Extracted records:
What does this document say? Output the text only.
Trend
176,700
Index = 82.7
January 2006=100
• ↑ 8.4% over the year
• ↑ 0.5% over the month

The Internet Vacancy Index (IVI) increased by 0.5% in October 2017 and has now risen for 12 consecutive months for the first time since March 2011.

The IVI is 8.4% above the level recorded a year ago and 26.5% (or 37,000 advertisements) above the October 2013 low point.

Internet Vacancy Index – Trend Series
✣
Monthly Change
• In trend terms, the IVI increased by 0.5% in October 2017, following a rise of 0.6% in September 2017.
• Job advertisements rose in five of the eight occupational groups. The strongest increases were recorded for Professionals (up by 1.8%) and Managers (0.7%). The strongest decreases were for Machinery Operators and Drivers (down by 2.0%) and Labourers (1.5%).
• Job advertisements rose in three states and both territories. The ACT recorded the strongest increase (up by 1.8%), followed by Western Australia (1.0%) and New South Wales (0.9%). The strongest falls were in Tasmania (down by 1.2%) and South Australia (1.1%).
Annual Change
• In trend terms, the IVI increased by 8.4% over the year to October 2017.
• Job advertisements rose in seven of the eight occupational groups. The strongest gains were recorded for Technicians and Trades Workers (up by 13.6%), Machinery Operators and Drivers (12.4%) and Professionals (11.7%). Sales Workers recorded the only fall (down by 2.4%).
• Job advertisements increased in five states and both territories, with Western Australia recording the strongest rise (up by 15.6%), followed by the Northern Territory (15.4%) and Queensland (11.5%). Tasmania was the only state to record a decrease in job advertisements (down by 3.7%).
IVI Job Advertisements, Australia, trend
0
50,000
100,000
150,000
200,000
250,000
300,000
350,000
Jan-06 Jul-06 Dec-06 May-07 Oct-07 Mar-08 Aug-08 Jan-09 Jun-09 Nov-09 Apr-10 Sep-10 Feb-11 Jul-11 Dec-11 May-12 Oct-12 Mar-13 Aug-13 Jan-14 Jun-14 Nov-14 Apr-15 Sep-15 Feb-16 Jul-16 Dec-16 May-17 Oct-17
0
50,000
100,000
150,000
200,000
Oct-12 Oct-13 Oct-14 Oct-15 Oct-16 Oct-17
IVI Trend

> The task
Please quote the records above exactly, without skipping a line.

> Task result
What does this document say? Output the text only.
Trend
176,700
Index = 82.7
January 2006=100
• ↑ 8.4% over the year
• ↑ 0.5% over the month

The Internet Vacancy Index (IVI) increased by 0.5% in October 2017 and has now risen for 12 consecutive months for the first time since March 2011.

The IVI is 8.4% above the level recorded a year ago and 26.5% (or 37,000 advertisements) above the October 2013 low point.

Internet Vacancy Index – Trend Series
✣
Monthly Change
• In trend terms, the IVI increased by 0.5% in October 2017, following a rise of 0.6% in September 2017.
• Job advertisements rose in five of the eight occupational groups. The strongest increases were recorded for Professionals (up by 1.8%) and Managers (0.7%). The strongest decreases were for Machinery Operators and Drivers (down by 2.0%) and Labourers (1.5%).
• Job advertisements rose in three states and both territories. The ACT recorded the strongest increase (up by 1.8%), followed by Western Australia (1.0%) and New South Wales (0.9%). The strongest falls were in Tasmania (down by 1.2%) and South Australia (1.1%).
Annual Change
• In trend terms, the IVI increased by 8.4% over the year to October 2017.
• Job advertisements rose in seven of the eight occupational groups. The strongest gains were recorded for Technicians and Trades Workers (up by 13.6%), Machinery Operators and Drivers (12.4%) and Professionals (11.7%). Sales Workers recorded the only fall (down by 2.4%).
• Job advertisements increased in five states and both territories, with Western Australia recording the strongest rise (up by 15.6%), followed by the Northern Territory (15.4%) and Queensland (11.5%). Tasmania was the only state to record a decrease in job advertisements (down by 3.7%).
IVI Job Advertisements, Australia, trend
0
50,000
100,000
150,000
200,000
250,000
300,000
350,000
Jan-06 Jul-06 Dec-06 May-07 Oct-07 Mar-08 Aug-08 Jan-09 Jun-09 Nov-09 Apr-10 Sep-10 Feb-11 Jul-11 Dec-11 May-12 Oct-12 Mar-13 Aug-13 Jan-14 Jun-14 Nov-14 Apr-15 Sep-15 Feb-16 Jul-16 Dec-16 May-17 Oct-17
0
50,000
100,000
150,000
200,000
Oct-12 Oct-13 Oct-14 Oct-15 Oct-16 Oct-17
IVI Trend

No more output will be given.